LISTED ENTRIES
━━━━━━━━
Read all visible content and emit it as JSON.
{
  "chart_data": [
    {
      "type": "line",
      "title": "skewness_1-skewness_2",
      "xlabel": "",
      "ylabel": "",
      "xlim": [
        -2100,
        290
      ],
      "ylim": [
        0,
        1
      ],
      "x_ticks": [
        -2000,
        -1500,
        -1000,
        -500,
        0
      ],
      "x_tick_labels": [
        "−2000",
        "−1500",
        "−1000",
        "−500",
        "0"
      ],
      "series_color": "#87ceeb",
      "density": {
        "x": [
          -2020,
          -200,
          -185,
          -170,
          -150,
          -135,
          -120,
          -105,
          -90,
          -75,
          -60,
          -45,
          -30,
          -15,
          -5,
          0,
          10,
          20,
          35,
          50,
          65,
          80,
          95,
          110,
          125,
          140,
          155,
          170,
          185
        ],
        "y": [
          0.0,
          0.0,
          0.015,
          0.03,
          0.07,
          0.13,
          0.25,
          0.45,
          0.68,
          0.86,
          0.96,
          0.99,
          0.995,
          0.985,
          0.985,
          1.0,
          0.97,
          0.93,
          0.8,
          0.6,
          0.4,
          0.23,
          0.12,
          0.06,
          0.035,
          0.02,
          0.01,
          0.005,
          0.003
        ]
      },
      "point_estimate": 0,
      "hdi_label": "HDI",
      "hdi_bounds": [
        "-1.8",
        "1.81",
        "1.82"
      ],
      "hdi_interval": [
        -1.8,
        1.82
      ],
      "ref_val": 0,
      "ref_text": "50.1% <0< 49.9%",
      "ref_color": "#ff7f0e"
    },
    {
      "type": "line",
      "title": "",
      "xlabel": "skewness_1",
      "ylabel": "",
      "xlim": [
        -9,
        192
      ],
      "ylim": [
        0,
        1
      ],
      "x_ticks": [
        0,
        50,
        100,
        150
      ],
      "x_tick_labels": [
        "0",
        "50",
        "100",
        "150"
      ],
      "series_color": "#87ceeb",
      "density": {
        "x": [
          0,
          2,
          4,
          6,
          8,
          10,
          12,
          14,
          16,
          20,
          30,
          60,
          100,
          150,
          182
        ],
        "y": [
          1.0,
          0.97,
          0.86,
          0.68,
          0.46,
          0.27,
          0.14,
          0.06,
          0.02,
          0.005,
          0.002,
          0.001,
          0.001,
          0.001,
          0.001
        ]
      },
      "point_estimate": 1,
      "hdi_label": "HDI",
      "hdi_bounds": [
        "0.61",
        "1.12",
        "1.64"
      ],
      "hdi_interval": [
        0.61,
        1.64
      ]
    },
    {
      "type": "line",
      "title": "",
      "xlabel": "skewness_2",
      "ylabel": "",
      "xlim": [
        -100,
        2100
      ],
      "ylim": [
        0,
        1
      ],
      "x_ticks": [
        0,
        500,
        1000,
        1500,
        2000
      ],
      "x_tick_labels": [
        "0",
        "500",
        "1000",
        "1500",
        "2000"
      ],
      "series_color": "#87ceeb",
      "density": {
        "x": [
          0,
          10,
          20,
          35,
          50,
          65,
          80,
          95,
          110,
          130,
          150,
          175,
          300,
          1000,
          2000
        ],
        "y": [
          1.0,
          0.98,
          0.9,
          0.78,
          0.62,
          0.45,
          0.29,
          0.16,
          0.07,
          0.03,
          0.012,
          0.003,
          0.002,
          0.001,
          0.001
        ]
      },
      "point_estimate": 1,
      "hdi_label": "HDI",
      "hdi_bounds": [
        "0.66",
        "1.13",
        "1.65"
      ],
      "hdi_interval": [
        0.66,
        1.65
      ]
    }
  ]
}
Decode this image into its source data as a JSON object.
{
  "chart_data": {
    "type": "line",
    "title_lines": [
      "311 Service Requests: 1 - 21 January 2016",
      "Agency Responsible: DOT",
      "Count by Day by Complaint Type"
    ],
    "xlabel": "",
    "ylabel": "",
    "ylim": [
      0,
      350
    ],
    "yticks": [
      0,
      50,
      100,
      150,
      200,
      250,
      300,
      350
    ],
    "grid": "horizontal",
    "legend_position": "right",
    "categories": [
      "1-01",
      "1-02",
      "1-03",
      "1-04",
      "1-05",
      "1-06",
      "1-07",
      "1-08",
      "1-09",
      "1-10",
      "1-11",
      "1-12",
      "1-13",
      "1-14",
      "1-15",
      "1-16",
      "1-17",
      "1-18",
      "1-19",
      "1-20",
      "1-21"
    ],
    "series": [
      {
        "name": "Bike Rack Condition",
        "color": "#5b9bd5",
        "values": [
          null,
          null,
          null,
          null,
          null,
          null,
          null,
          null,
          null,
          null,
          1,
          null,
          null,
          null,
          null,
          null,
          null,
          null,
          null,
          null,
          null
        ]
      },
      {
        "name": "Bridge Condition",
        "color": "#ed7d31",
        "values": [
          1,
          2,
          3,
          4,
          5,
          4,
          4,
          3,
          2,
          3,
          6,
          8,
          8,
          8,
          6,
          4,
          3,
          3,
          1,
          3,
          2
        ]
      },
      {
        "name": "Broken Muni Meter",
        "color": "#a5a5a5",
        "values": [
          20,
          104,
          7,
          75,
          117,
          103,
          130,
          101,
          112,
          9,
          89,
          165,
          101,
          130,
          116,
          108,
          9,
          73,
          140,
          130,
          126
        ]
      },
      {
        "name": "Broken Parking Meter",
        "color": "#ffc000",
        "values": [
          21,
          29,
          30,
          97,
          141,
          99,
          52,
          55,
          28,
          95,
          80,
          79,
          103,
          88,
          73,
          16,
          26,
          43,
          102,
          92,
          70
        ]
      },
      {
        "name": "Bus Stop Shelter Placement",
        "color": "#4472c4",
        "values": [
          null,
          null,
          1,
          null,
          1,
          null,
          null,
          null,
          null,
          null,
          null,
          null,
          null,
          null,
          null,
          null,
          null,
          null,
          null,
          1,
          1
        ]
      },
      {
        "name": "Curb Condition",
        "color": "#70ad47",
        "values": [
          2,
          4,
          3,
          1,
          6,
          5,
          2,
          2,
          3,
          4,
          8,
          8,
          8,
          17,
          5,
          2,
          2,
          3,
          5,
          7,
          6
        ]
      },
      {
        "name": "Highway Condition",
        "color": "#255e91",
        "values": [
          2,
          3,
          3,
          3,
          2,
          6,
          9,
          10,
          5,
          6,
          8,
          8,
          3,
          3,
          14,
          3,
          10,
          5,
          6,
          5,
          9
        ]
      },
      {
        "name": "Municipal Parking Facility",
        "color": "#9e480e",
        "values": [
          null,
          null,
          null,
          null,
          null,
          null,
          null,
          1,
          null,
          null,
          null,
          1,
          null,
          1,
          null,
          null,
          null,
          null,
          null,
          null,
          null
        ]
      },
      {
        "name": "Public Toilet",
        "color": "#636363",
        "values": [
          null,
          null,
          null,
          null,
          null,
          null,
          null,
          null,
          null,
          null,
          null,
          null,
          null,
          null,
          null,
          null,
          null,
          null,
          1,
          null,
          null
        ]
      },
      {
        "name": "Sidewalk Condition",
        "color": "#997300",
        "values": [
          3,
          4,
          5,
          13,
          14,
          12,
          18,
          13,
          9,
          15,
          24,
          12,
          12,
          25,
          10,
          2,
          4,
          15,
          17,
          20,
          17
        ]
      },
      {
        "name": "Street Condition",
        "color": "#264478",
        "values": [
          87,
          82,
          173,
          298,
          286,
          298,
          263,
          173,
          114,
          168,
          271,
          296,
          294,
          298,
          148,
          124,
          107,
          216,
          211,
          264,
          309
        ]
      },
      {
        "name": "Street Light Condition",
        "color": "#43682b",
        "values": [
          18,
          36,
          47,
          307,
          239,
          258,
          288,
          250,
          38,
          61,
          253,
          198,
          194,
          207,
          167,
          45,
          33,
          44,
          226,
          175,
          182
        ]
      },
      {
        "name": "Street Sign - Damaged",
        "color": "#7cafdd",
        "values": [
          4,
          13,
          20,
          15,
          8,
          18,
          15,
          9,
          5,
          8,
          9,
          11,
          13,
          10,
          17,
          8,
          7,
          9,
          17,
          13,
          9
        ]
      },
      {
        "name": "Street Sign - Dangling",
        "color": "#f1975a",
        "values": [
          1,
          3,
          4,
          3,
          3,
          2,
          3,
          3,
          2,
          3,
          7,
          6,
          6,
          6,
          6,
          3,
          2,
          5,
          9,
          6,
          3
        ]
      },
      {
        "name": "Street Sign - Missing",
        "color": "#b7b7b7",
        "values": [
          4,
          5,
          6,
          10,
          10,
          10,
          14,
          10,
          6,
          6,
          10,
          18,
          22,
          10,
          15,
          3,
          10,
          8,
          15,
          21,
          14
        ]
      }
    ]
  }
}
━━━━━━━━
How many of the lines above hold the word "JSON"? Give only that number.

RESULT FOR THIS EXERCISE
2